* **Aim of the exercise**:
Check each line of the records for "Benson"; collect those that have it.

☆ ☆ ☆ ☆ ☆ ☆ ☆

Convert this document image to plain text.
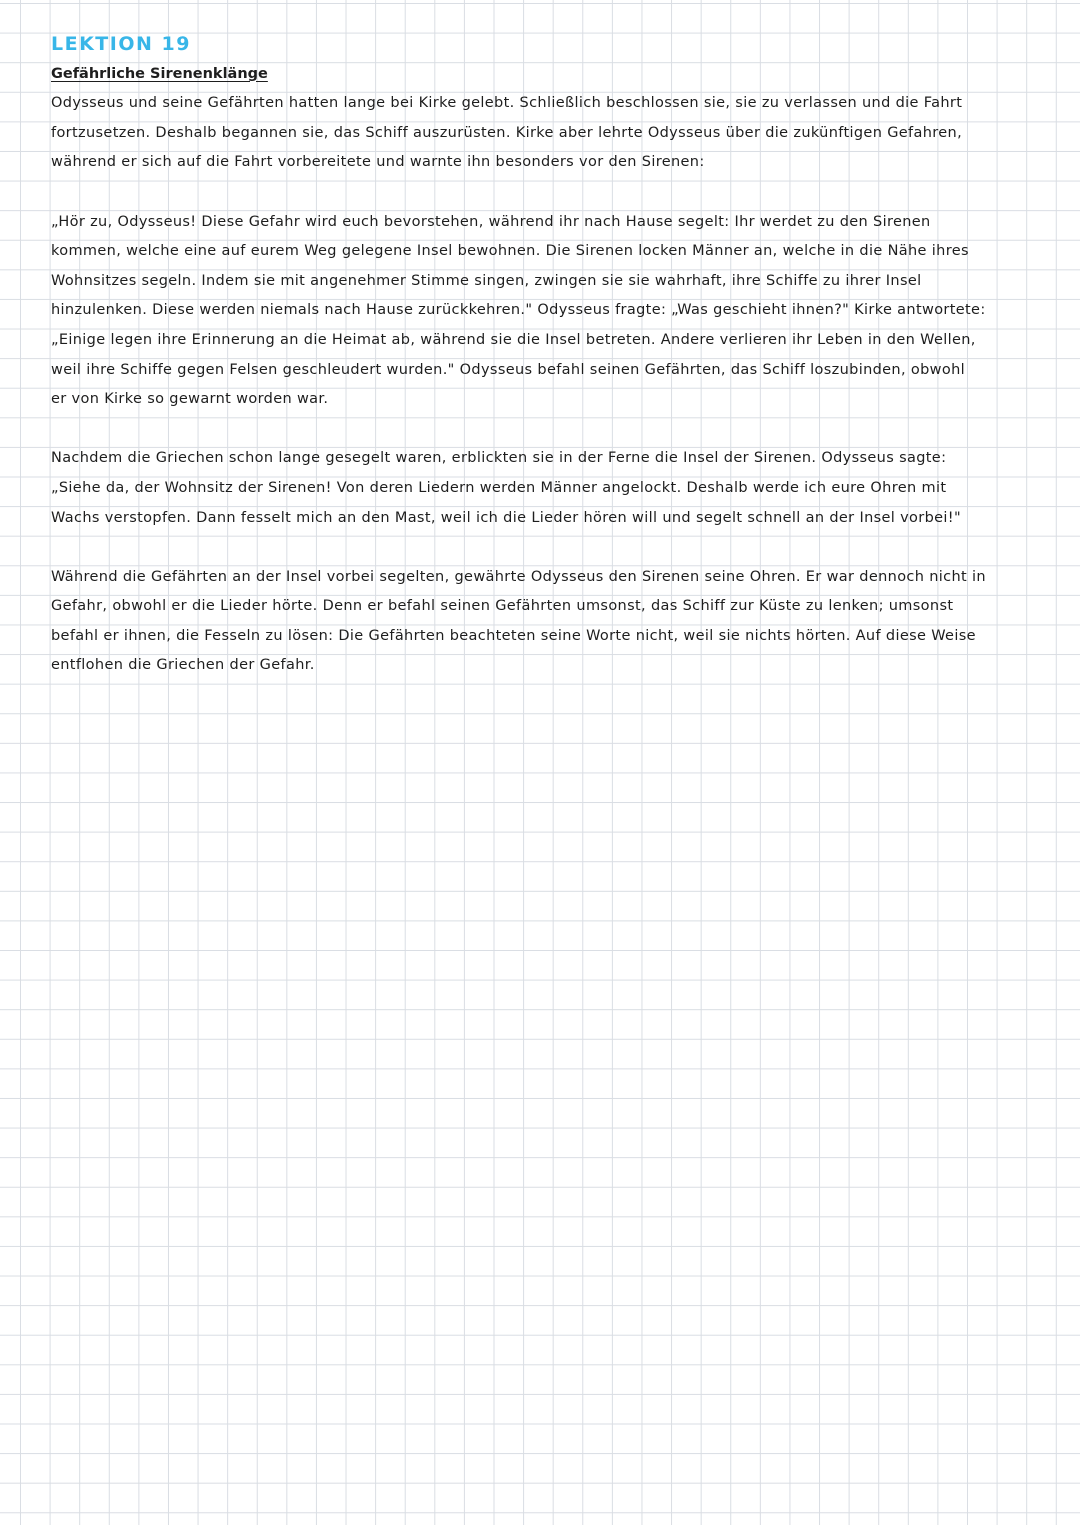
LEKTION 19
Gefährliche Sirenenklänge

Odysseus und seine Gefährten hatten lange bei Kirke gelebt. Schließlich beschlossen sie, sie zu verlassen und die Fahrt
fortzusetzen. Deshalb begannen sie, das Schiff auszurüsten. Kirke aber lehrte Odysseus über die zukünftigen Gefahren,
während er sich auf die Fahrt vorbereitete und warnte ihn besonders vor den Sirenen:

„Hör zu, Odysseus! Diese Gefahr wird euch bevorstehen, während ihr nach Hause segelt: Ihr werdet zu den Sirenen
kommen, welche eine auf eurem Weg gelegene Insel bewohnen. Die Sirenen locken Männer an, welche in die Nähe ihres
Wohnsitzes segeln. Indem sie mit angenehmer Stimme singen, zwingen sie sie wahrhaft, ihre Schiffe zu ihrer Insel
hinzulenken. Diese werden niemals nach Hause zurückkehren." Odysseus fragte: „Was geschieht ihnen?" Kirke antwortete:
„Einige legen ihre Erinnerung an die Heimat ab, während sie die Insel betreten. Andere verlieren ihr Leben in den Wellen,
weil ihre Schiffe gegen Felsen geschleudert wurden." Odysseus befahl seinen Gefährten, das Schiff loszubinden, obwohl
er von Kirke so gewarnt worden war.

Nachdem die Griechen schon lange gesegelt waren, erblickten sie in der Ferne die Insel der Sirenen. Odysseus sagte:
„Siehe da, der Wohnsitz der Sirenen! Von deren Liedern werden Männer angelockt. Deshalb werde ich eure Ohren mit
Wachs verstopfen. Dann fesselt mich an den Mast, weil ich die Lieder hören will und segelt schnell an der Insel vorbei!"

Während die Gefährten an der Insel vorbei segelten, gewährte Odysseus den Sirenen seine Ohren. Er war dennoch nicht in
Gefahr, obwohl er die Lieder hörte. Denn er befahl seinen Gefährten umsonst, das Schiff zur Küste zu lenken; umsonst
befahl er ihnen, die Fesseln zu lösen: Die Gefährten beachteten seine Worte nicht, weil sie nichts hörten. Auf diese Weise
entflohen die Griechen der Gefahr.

☆ ☆ ☆ ☆ ☆ ☆ ☆

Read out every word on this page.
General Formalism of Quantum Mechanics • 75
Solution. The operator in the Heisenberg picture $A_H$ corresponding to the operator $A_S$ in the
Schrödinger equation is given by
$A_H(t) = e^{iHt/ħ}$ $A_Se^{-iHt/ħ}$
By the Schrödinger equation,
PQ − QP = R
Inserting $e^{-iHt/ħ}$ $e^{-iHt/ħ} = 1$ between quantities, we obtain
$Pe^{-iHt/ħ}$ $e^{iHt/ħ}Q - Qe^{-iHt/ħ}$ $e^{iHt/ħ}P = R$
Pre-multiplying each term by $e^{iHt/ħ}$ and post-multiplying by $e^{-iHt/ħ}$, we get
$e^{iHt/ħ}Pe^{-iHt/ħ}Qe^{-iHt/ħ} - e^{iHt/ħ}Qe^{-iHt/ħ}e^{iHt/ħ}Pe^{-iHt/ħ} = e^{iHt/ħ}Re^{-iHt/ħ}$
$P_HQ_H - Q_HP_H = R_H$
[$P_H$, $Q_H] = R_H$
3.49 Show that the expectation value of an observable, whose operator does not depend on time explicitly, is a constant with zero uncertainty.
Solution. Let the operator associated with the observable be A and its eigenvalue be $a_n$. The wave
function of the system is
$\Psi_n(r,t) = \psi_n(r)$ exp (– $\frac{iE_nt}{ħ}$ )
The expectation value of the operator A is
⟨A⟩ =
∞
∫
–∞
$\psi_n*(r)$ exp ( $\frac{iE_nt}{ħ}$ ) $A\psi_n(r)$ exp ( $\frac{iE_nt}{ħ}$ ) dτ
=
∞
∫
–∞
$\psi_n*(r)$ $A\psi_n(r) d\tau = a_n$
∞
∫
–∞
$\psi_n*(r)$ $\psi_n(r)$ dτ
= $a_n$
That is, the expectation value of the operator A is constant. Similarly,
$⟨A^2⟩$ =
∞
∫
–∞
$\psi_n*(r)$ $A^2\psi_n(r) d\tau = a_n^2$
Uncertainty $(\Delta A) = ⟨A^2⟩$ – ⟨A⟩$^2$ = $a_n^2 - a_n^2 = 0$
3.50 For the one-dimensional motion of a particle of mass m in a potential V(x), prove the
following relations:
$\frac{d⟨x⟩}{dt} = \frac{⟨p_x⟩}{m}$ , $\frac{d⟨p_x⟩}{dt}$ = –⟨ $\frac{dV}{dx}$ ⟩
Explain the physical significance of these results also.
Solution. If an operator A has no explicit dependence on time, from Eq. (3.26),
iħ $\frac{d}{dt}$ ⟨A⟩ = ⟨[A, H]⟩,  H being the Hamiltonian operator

☆ ☆ ☆ ☆ ☆ ☆ ☆

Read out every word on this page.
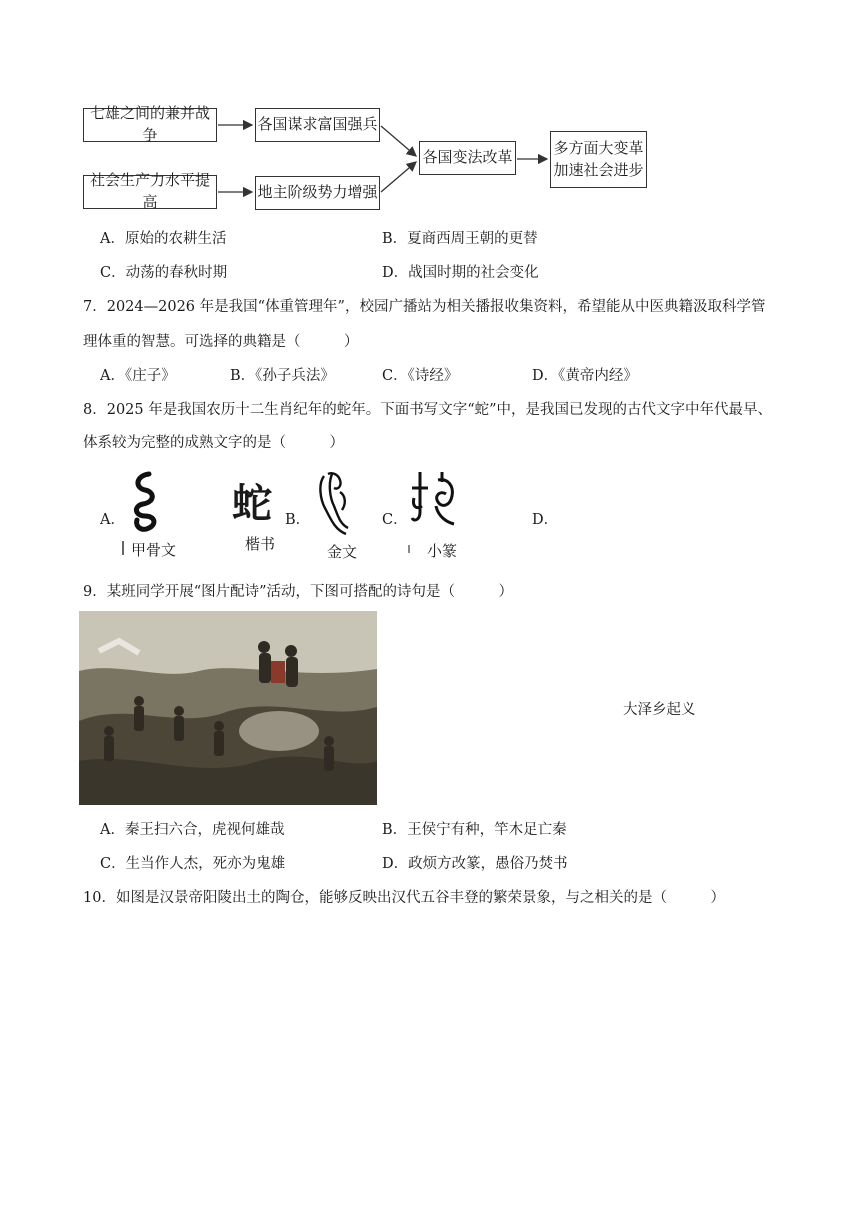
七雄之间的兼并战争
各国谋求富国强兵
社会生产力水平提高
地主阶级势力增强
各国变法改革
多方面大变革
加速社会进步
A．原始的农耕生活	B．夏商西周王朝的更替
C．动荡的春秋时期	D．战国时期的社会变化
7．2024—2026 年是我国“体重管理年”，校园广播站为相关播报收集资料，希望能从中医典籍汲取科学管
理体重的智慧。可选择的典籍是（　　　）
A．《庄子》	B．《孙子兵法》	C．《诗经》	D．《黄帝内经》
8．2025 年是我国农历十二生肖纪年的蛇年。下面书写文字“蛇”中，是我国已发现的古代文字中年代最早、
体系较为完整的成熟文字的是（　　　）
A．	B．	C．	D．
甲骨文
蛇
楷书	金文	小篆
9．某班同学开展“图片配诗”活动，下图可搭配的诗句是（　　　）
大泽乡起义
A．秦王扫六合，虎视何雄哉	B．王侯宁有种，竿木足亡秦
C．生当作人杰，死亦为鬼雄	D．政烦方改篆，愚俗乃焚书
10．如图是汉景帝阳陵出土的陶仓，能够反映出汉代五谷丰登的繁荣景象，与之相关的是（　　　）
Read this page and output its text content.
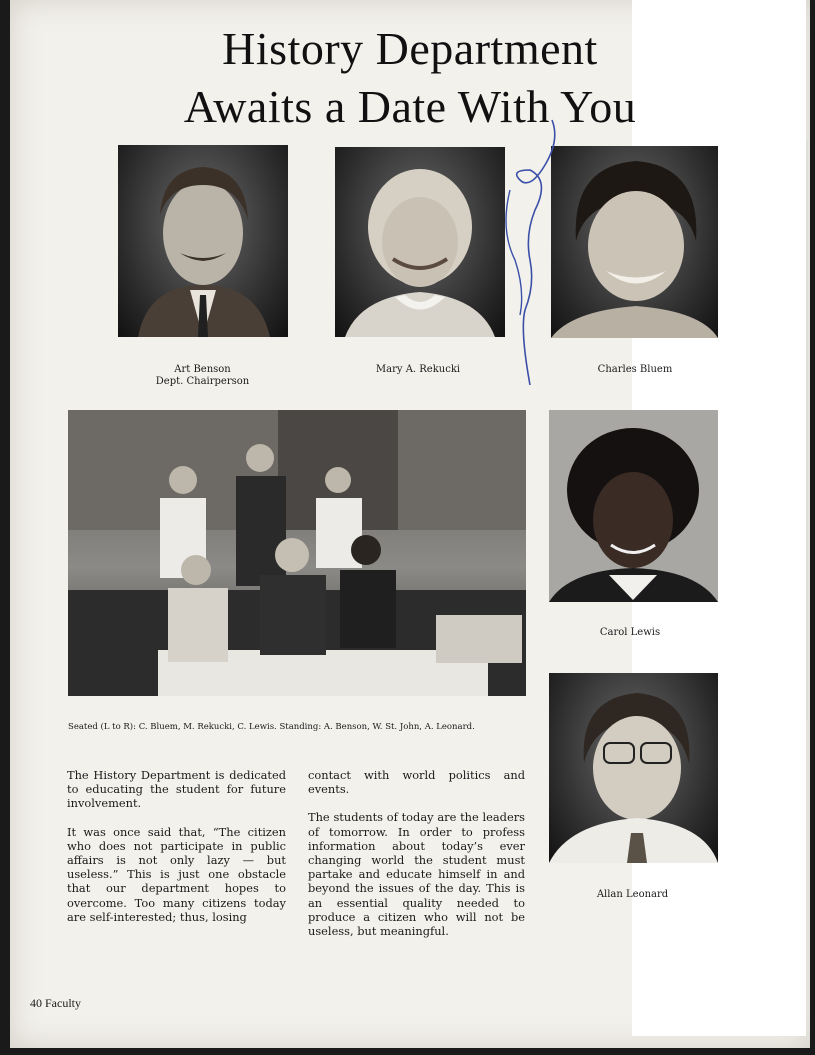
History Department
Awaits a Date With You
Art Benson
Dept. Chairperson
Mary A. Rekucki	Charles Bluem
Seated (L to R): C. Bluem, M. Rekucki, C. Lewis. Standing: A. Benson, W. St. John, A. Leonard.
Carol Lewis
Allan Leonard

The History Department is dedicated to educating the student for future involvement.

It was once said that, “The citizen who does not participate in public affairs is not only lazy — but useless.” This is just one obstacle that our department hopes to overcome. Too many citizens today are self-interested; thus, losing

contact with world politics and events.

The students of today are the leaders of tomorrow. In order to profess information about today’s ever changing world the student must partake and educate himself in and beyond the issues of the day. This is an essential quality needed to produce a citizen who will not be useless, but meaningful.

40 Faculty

☆ ☆ ☆ ☆ ☆ ☆ ☆

* **Final result**:
Art Benson
Seated (L to R): C. Bluem, M. Rekucki, C. Lewis. Standing: A. Benson, W. St. John, A. Leonard.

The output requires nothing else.